> What you need to do
Make an exact copy of the lines, leaving the pictures out.

> Information supplied
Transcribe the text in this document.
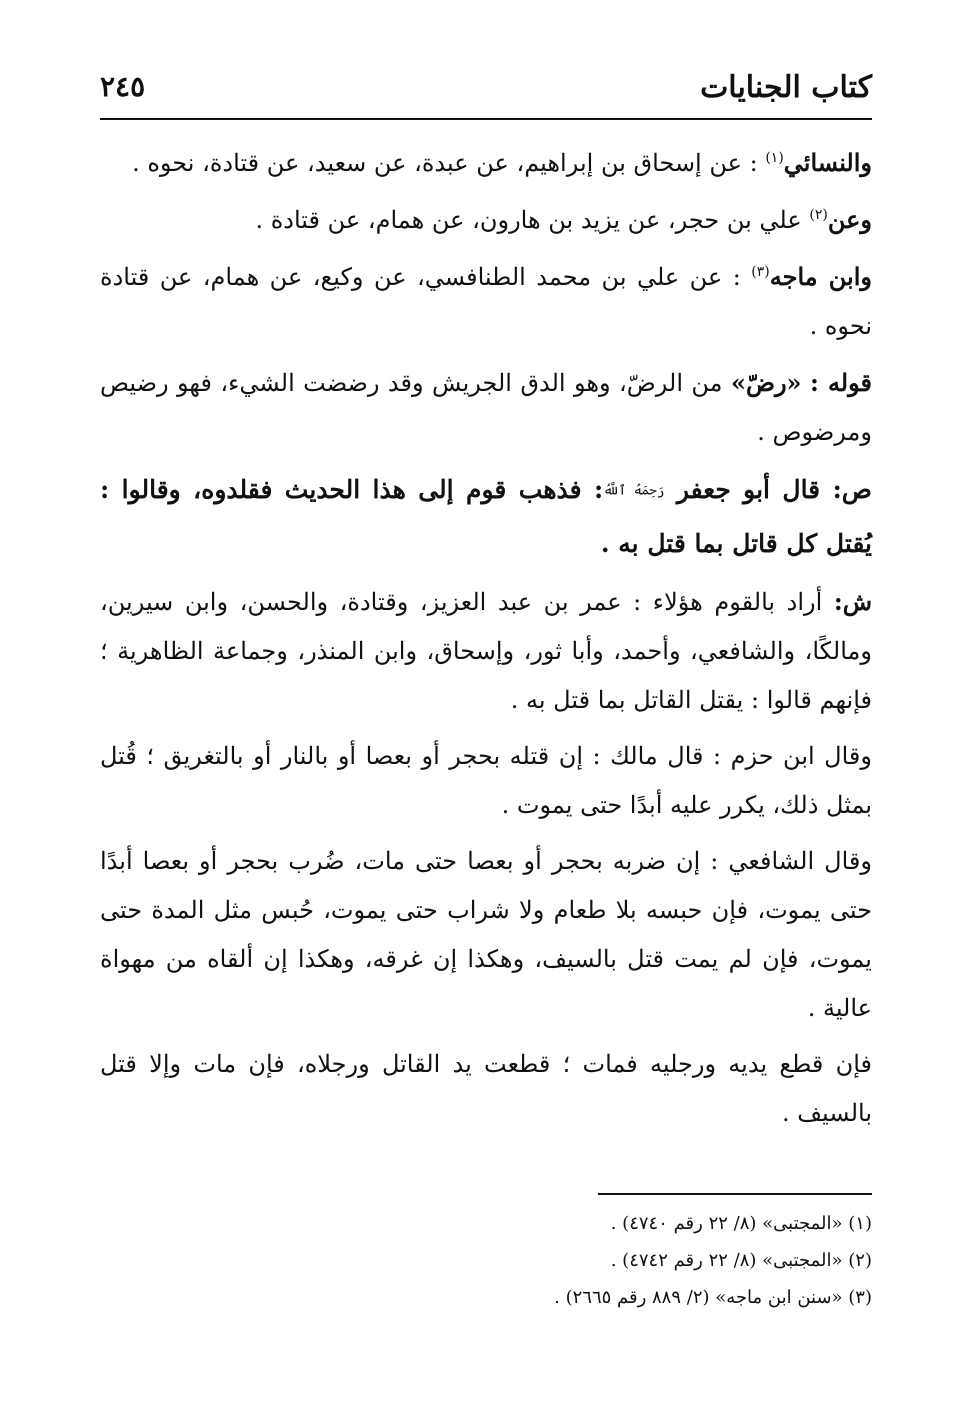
كتاب الجنايات
٢٤٥

والنسائي$^{(١)}$ : عن إسحاق بن إبراهيم، عن عبدة، عن سعيد، عن قتادة، نحوه .

وعن$^{(٢)}$ علي بن حجر، عن يزيد بن هارون، عن همام، عن قتادة .

وابن ماجه$^{(٣)}$ : عن علي بن محمد الطنافسي، عن وكيع، عن همام، عن قتادة نحوه .

قوله : «رضّ» من الرضّ، وهو الدق الجريش وقد رضضت الشيء، فهو رضيص ومرضوص .

ص: قال أبو جعفر رَحِمَهُ ٱللَّهُ: فذهب قوم إلى هذا الحديث فقلدوه، وقالوا : يُقتل كل قاتل بما قتل به .

ش: أراد بالقوم هؤلاء : عمر بن عبد العزيز، وقتادة، والحسن، وابن سيرين، ومالكًا، والشافعي، وأحمد، وأبا ثور، وإسحاق، وابن المنذر، وجماعة الظاهرية ؛ فإنهم قالوا : يقتل القاتل بما قتل به .

وقال ابن حزم : قال مالك : إن قتله بحجر أو بعصا أو بالنار أو بالتغريق ؛ قُتل بمثل ذلك، يكرر عليه أبدًا حتى يموت .

وقال الشافعي : إن ضربه بحجر أو بعصا حتى مات، ضُرب بحجر أو بعصا أبدًا حتى يموت، فإن حبسه بلا طعام ولا شراب حتى يموت، حُبس مثل المدة حتى يموت، فإن لم يمت قتل بالسيف، وهكذا إن غرقه، وهكذا إن ألقاه من مهواة عالية .

فإن قطع يديه ورجليه فمات ؛ قطعت يد القاتل ورجلاه، فإن مات وإلا قتل بالسيف .

(١) «المجتبى» (٨/ ٢٢ رقم ٤٧٤٠) .

(٢) «المجتبى» (٨/ ٢٢ رقم ٤٧٤٢) .

(٣) «سنن ابن ماجه» (٢/ ٨٨٩ رقم ٢٦٦٥) .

> Written reply
Transcribe the text in this document.
كتاب الجنايات
٢٤٥

والنسائي$^{(١)}$ : عن إسحاق بن إبراهيم، عن عبدة، عن سعيد، عن قتادة، نحوه .

وعن$^{(٢)}$ علي بن حجر، عن يزيد بن هارون، عن همام، عن قتادة .

وابن ماجه$^{(٣)}$ : عن علي بن محمد الطنافسي، عن وكيع، عن همام، عن قتادة نحوه .

قوله : «رضّ» من الرضّ، وهو الدق الجريش وقد رضضت الشيء، فهو رضيص ومرضوص .

ص: قال أبو جعفر رَحِمَهُ ٱللَّهُ: فذهب قوم إلى هذا الحديث فقلدوه، وقالوا : يُقتل كل قاتل بما قتل به .

ش: أراد بالقوم هؤلاء : عمر بن عبد العزيز، وقتادة، والحسن، وابن سيرين، ومالكًا، والشافعي، وأحمد، وأبا ثور، وإسحاق، وابن المنذر، وجماعة الظاهرية ؛ فإنهم قالوا : يقتل القاتل بما قتل به .

وقال ابن حزم : قال مالك : إن قتله بحجر أو بعصا أو بالنار أو بالتغريق ؛ قُتل بمثل ذلك، يكرر عليه أبدًا حتى يموت .

وقال الشافعي : إن ضربه بحجر أو بعصا حتى مات، ضُرب بحجر أو بعصا أبدًا حتى يموت، فإن حبسه بلا طعام ولا شراب حتى يموت، حُبس مثل المدة حتى يموت، فإن لم يمت قتل بالسيف، وهكذا إن غرقه، وهكذا إن ألقاه من مهواة عالية .

فإن قطع يديه ورجليه فمات ؛ قطعت يد القاتل ورجلاه، فإن مات وإلا قتل بالسيف .

(١) «المجتبى» (٨/ ٢٢ رقم ٤٧٤٠) .

(٢) «المجتبى» (٨/ ٢٢ رقم ٤٧٤٢) .

(٣) «سنن ابن ماجه» (٢/ ٨٨٩ رقم ٢٦٦٥) .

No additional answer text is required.